**Dataset excerpts:**
━━━━

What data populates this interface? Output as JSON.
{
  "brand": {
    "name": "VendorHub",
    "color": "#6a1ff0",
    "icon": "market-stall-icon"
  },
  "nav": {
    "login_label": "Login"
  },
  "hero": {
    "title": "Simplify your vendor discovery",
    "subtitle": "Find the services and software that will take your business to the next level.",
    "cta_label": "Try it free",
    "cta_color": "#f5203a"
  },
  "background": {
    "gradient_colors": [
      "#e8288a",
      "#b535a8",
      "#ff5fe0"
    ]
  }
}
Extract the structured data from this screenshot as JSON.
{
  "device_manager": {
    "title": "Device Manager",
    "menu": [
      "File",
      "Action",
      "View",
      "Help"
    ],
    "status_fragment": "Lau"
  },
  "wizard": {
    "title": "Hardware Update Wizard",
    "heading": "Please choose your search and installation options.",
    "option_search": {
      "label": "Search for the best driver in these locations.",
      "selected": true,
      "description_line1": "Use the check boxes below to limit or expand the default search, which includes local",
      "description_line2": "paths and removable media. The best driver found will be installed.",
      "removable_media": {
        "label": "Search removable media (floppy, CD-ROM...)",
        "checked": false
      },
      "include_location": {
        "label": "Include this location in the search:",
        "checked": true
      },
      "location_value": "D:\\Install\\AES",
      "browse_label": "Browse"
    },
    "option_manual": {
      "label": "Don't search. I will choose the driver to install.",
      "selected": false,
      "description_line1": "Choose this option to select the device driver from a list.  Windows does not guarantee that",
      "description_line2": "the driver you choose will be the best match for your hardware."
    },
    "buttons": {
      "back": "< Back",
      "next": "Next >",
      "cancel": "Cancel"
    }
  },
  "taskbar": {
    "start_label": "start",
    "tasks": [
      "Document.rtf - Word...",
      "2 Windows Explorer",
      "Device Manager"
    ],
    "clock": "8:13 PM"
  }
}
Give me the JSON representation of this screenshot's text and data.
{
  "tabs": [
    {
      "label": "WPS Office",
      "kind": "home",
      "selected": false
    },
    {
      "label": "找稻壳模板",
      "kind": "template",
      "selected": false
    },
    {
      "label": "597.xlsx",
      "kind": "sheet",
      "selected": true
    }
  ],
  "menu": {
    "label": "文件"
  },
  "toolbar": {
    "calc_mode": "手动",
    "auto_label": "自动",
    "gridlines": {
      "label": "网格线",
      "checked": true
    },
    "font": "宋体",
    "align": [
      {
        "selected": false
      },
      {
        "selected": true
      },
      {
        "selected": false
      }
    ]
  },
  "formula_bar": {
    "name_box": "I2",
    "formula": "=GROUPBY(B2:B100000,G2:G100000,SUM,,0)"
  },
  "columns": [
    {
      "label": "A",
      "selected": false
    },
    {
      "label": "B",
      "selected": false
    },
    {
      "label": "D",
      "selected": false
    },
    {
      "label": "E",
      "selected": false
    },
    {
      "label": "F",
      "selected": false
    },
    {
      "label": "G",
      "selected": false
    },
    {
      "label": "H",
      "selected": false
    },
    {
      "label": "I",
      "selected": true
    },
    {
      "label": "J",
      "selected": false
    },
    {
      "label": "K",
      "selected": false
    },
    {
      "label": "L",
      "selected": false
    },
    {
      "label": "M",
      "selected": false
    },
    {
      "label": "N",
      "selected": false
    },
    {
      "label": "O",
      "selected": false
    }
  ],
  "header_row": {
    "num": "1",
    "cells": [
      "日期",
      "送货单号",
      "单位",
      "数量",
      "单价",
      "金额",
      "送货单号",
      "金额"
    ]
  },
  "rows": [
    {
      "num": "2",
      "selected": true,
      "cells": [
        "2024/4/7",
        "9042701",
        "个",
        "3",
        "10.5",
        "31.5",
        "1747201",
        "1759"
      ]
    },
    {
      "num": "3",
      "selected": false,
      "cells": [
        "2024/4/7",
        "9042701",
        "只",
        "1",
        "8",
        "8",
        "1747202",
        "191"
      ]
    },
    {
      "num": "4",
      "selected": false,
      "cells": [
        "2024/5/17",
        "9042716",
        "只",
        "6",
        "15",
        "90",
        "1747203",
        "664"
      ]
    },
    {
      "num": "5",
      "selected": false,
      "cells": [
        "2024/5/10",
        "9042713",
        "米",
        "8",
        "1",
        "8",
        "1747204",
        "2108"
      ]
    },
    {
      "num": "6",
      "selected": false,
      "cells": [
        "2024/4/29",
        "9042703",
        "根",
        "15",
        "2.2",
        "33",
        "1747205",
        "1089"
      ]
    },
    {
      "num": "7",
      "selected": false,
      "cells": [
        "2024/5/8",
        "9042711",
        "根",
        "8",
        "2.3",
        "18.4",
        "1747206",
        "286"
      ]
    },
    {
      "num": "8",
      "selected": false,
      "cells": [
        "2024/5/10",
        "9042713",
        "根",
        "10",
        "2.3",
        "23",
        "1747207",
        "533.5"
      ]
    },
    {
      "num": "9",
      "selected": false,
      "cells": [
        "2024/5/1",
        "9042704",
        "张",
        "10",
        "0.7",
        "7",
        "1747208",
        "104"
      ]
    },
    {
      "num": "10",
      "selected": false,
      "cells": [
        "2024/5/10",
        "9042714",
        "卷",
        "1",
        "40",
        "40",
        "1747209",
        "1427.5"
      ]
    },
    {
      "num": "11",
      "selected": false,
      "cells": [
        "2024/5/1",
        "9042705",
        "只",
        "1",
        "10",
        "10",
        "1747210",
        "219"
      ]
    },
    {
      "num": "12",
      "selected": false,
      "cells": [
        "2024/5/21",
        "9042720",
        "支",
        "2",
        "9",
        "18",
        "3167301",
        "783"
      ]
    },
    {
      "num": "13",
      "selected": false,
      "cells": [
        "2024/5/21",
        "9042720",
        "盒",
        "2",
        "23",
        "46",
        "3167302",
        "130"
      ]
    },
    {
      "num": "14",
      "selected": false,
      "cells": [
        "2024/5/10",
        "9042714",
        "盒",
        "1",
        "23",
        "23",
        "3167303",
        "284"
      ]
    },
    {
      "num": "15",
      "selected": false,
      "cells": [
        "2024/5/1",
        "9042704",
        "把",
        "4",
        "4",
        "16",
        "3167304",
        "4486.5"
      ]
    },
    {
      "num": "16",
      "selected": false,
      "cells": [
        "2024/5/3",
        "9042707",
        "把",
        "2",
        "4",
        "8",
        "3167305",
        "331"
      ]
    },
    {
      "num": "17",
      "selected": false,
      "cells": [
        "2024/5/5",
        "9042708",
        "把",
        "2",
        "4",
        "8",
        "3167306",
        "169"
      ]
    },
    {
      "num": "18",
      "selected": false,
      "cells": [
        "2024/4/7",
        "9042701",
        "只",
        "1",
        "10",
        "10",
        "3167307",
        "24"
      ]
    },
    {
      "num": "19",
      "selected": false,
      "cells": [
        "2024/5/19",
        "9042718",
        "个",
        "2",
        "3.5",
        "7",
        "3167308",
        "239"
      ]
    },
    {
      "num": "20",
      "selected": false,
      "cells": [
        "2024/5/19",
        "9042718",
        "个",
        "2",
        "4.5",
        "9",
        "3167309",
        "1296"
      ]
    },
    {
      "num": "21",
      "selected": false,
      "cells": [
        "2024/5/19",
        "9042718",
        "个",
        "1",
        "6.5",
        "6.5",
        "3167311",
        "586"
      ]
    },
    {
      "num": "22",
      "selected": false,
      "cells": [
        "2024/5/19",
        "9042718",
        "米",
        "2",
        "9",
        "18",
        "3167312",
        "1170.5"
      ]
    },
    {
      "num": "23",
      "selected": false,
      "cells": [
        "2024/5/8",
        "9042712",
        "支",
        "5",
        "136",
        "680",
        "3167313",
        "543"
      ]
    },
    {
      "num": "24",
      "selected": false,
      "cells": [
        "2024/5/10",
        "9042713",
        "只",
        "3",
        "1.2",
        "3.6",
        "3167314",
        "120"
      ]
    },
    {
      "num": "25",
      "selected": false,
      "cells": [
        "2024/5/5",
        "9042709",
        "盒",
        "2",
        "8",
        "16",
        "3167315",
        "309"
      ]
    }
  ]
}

━━━━

**Objective:**
Report all lines of the material that contain the word "will".

**Result for this task:**
    "subtitle": "Find the services and software that will take your business to the next level.",
      "description_line2": "paths and removable media. The best driver found will be installed.",
      "label": "Don't search. I will choose the driver to install.",
      "description_line2": "the driver you choose will be the best match for your hardware."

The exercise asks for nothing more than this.